What you will do:
Transcribe the full listing below exactly.

Collected data entries:
## Start

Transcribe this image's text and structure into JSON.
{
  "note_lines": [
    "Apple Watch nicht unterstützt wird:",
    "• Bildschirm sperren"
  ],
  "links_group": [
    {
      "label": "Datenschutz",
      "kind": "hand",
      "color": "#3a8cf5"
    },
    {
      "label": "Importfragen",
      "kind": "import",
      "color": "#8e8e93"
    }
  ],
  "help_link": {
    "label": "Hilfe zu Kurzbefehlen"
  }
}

## End

Task answer:
Transcribe this image's text and structure into JSON.
{
  "note_lines": [
    "Apple Watch nicht unterstützt wird:",
    "• Bildschirm sperren"
  ],
  "links_group": [
    {
      "label": "Datenschutz",
      "kind": "hand",
      "color": "#3a8cf5"
    },
    {
      "label": "Importfragen",
      "kind": "import",
      "color": "#8e8e93"
    }
  ],
  "help_link": {
    "label": "Hilfe zu Kurzbefehlen"
  }
}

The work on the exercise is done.